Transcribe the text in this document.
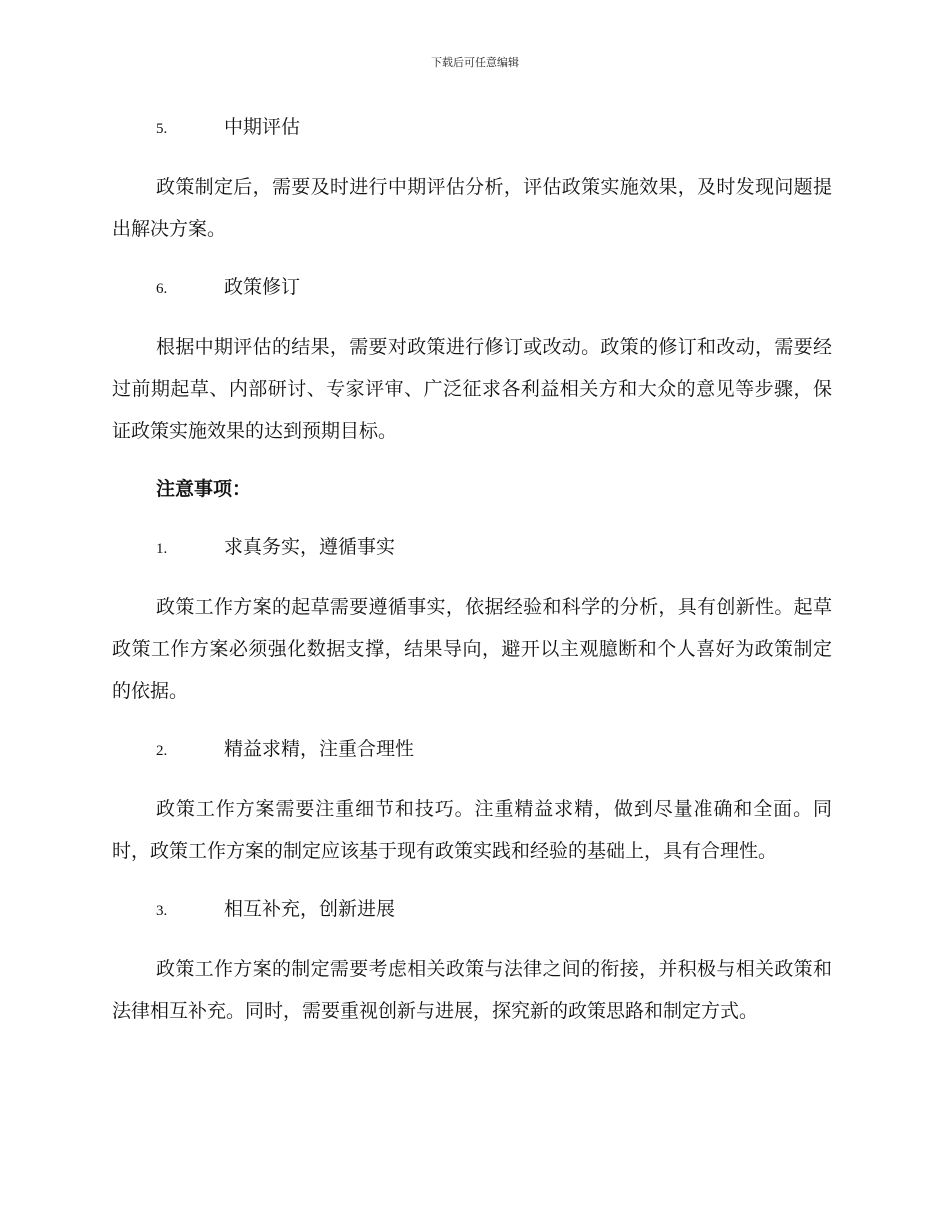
下载后可任意编辑
5.	中期评估

政策制定后，需要及时进行中期评估分析，评估政策实施效果，及时发现问题提出解决方案。

6.	政策修订

根据中期评估的结果，需要对政策进行修订或改动。政策的修订和改动，需要经过前期起草、内部研讨、专家评审、广泛征求各利益相关方和大众的意见等步骤，保证政策实施效果的达到预期目标。

注意事项：
1.	求真务实，遵循事实

政策工作方案的起草需要遵循事实，依据经验和科学的分析，具有创新性。起草政策工作方案必须强化数据支撑，结果导向，避开以主观臆断和个人喜好为政策制定的依据。

2.	精益求精，注重合理性

政策工作方案需要注重细节和技巧。注重精益求精，做到尽量准确和全面。同时，政策工作方案的制定应该基于现有政策实践和经验的基础上，具有合理性。

3.	相互补充，创新进展

政策工作方案的制定需要考虑相关政策与法律之间的衔接，并积极与相关政策和法律相互补充。同时，需要重视创新与进展，探究新的政策思路和制定方式。
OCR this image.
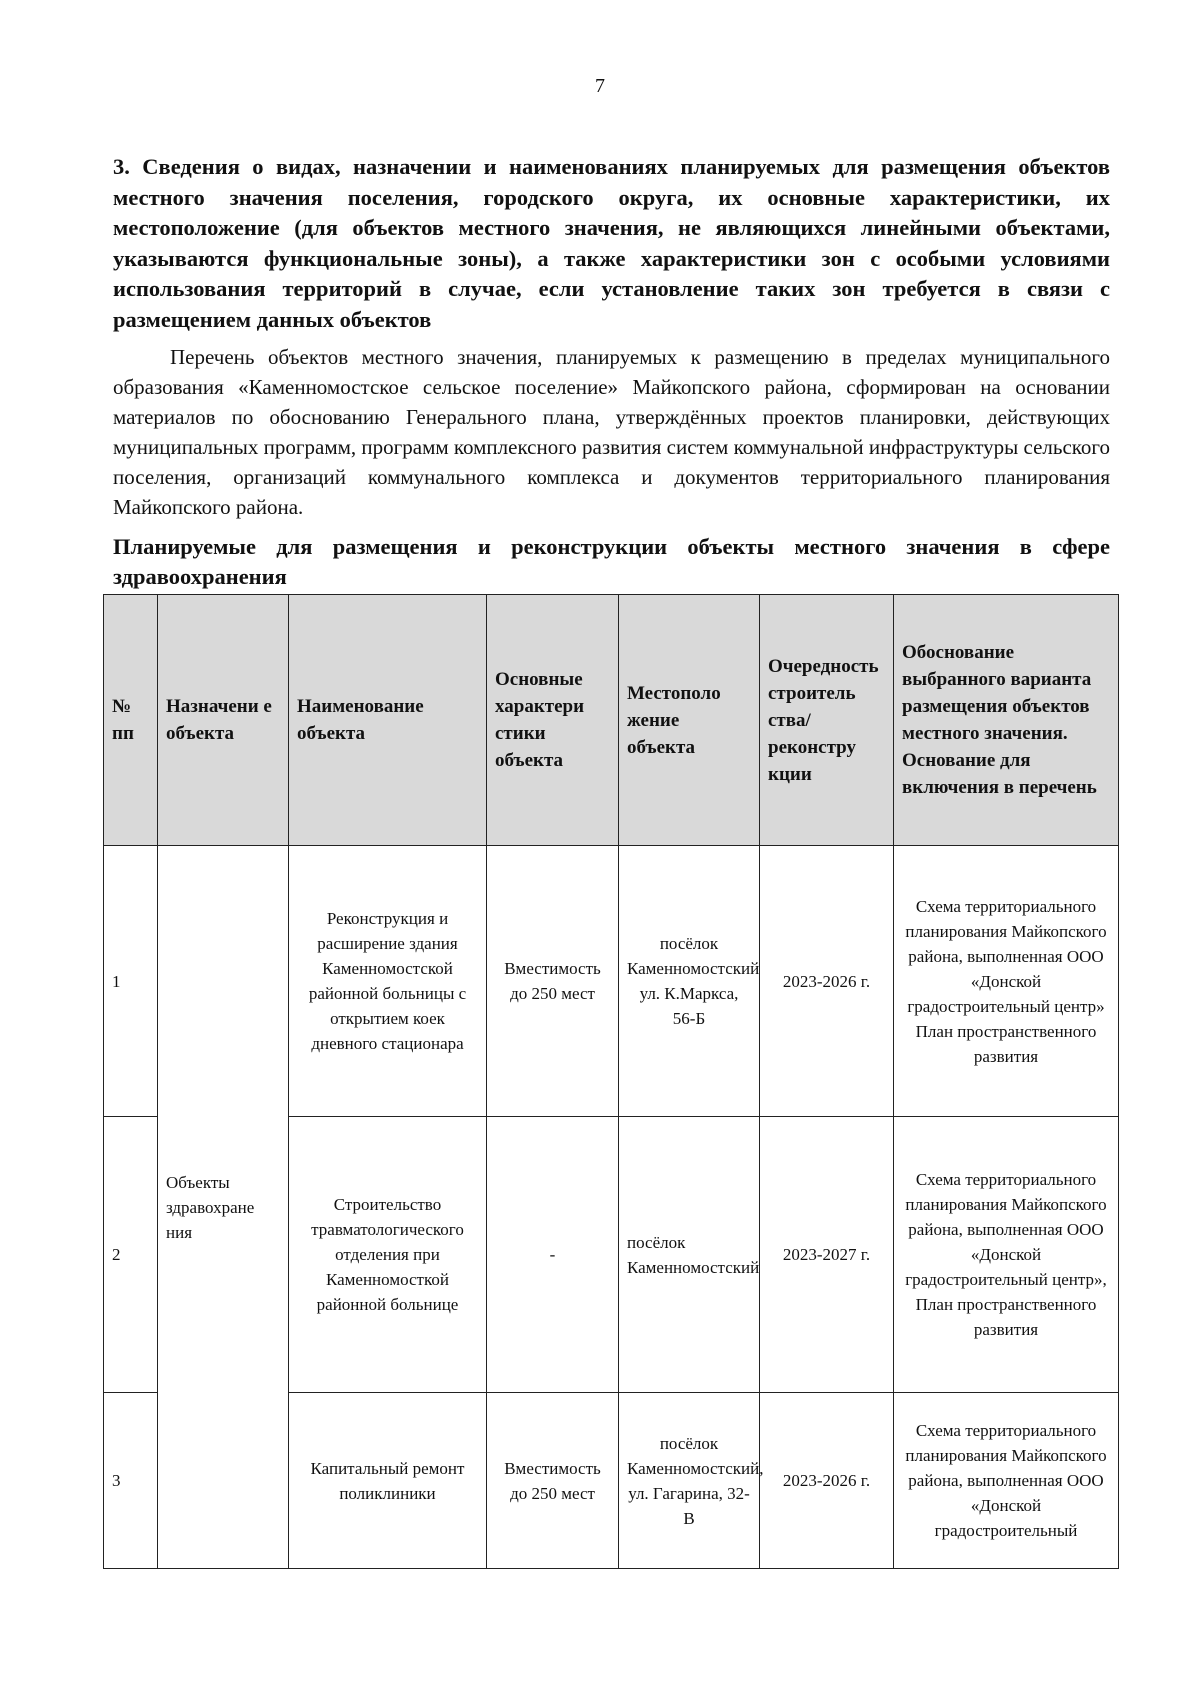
7
3. Сведения о видах, назначении и наименованиях планируемых для размещения объектов местного значения поселения, городского округа, их основные характеристики, их местоположение (для объектов местного значения, не являющихся линейными объектами, указываются функциональные зоны), а также характеристики зон с особыми условиями использования территорий в случае, если установление таких зон требуется в связи с размещением данных объектов
Перечень объектов местного значения, планируемых к размещению в пределах муниципального образования «Каменномостское сельское поселение» Майкопского района, сформирован на основании материалов по обоснованию Генерального плана, утверждённых проектов планировки, действующих муниципальных программ, программ комплексного развития систем коммунальной инфраструктуры сельского поселения, организаций коммунального комплекса и документов территориального планирования Майкопского района.
Планируемые для размещения и реконструкции объекты местного значения в сфере здравоохранения
№ пп	Назначени е объекта	Наименование объекта	Основные характери стики объекта	Местополо жение объекта	Очередность строитель ства/ реконстру кции	Обоснование выбранного варианта размещения объектов местного значения. Основание для включения в перечень
1	Объекты здравохране ния	Реконструкция и расширение здания Каменномостской районной больницы с открытием коек дневного стационара	Вместимость до 250 мест	посёлок Каменномостский ул. К.Маркса, 56-Б	2023-2026 г.	Схема территориального планирования Майкопского района, выполненная ООО «Донской градостроительный центр» План пространственного развития
2		Строительство травматологического отделения при Каменномосткой районной больнице	-	посёлок Каменномостский	2023-2027 г.	Схема территориального планирования Майкопского района, выполненная ООО «Донской градостроительный центр», План пространственного развития
3		Капитальный ремонт поликлиники	Вместимость до 250 мест	посёлок Каменномостский, ул. Гагарина, 32-В	2023-2026 г.	Схема территориального планирования Майкопского района, выполненная ООО «Донской градостроительный
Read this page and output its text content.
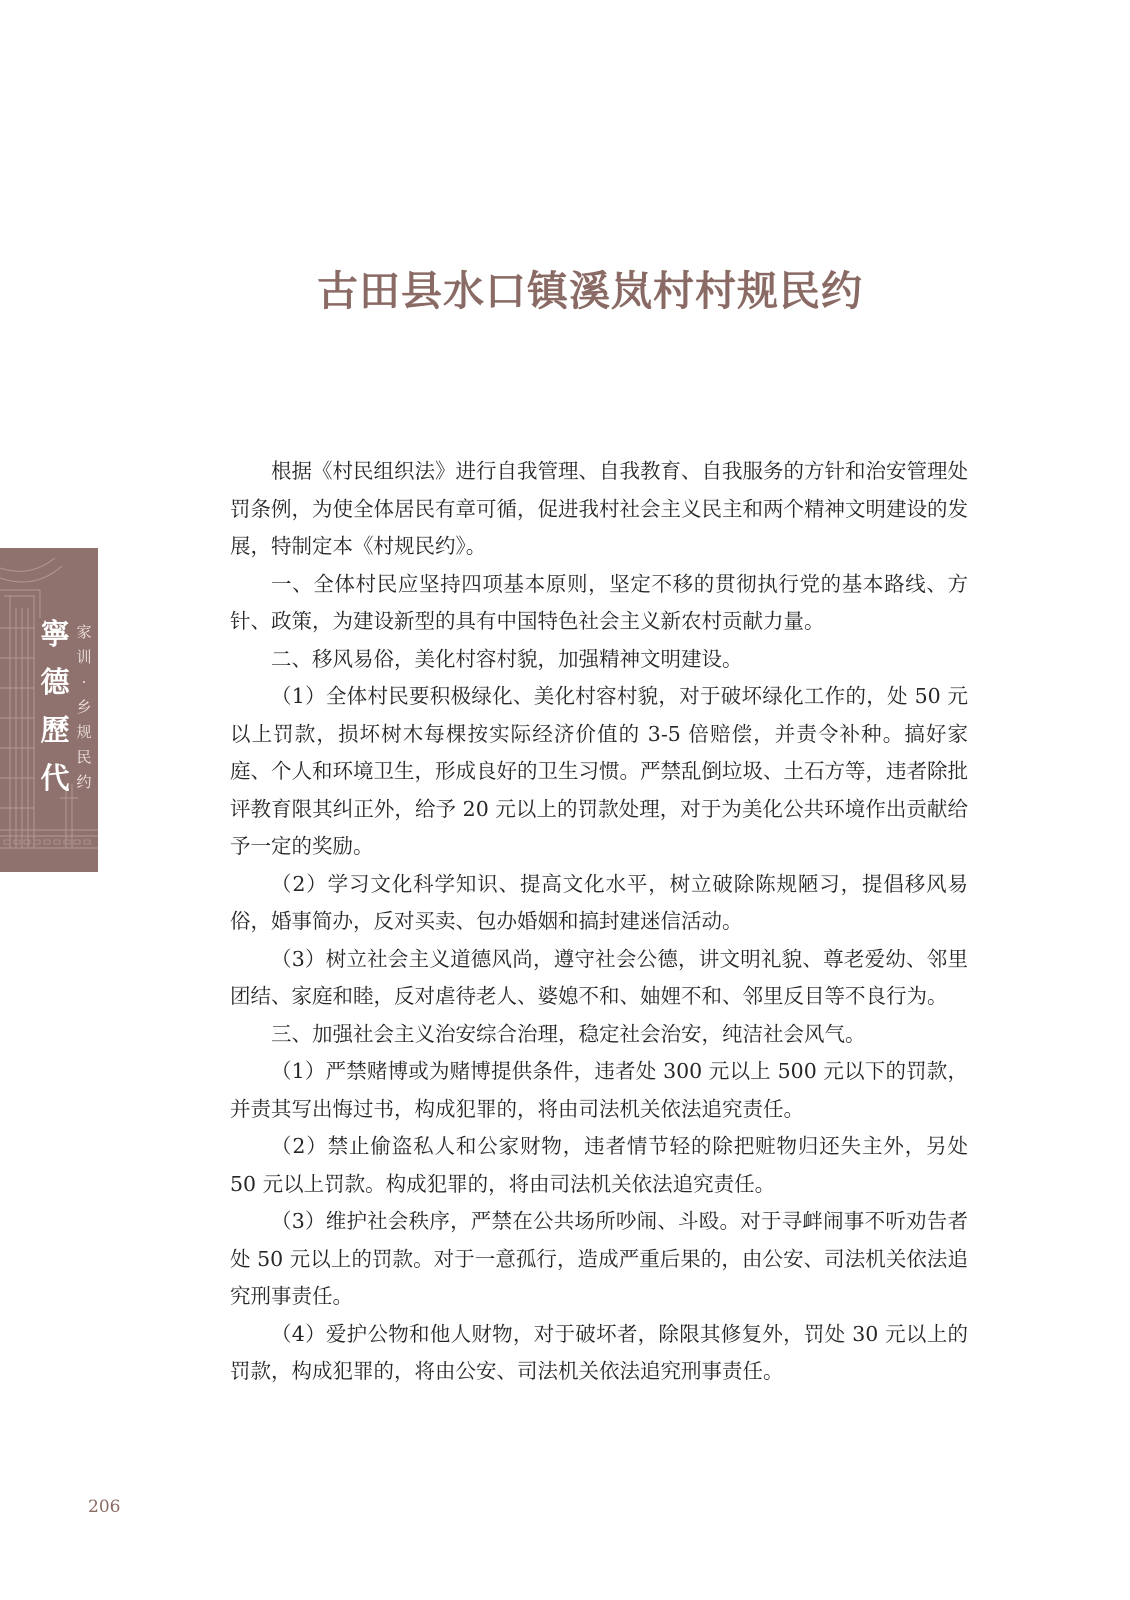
古田县水口镇溪岚村村规民约
寧
德
歷
代
家
训
·
乡
规
民
约

根据《村民组织法》进行自我管理、自我教育、自我服务的方针和治安管理处罚条例，为使全体居民有章可循，促进我村社会主义民主和两个精神文明建设的发展，特制定本《村规民约》。

一、全体村民应坚持四项基本原则，坚定不移的贯彻执行党的基本路线、方针、政策，为建设新型的具有中国特色社会主义新农村贡献力量。

二、移风易俗，美化村容村貌，加强精神文明建设。

（1）全体村民要积极绿化、美化村容村貌，对于破坏绿化工作的，处 50 元以上罚款，损坏树木每棵按实际经济价值的 3-5 倍赔偿，并责令补种。搞好家庭、个人和环境卫生，形成良好的卫生习惯。严禁乱倒垃圾、土石方等，违者除批评教育限其纠正外，给予 20 元以上的罚款处理，对于为美化公共环境作出贡献给予一定的奖励。

（2）学习文化科学知识、提高文化水平，树立破除陈规陋习，提倡移风易俗，婚事简办，反对买卖、包办婚姻和搞封建迷信活动。

（3）树立社会主义道德风尚，遵守社会公德，讲文明礼貌、尊老爱幼、邻里团结、家庭和睦，反对虐待老人、婆媳不和、妯娌不和、邻里反目等不良行为。

三、加强社会主义治安综合治理，稳定社会治安，纯洁社会风气。

（1）严禁赌博或为赌博提供条件，违者处 300 元以上 500 元以下的罚款，并责其写出悔过书，构成犯罪的，将由司法机关依法追究责任。

（2）禁止偷盗私人和公家财物，违者情节轻的除把赃物归还失主外，另处 50 元以上罚款。构成犯罪的，将由司法机关依法追究责任。

（3）维护社会秩序，严禁在公共场所吵闹、斗殴。对于寻衅闹事不听劝告者处 50 元以上的罚款。对于一意孤行，造成严重后果的，由公安、司法机关依法追究刑事责任。

（4）爱护公物和他人财物，对于破坏者，除限其修复外，罚处 30 元以上的罚款，构成犯罪的，将由公安、司法机关依法追究刑事责任。

206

______

WRITTEN REQUEST: Reply with the number of lines in the data that include the string "司法机关依法追究刑事责任" and nothing else.

ANSWER FOR THE TASK: 2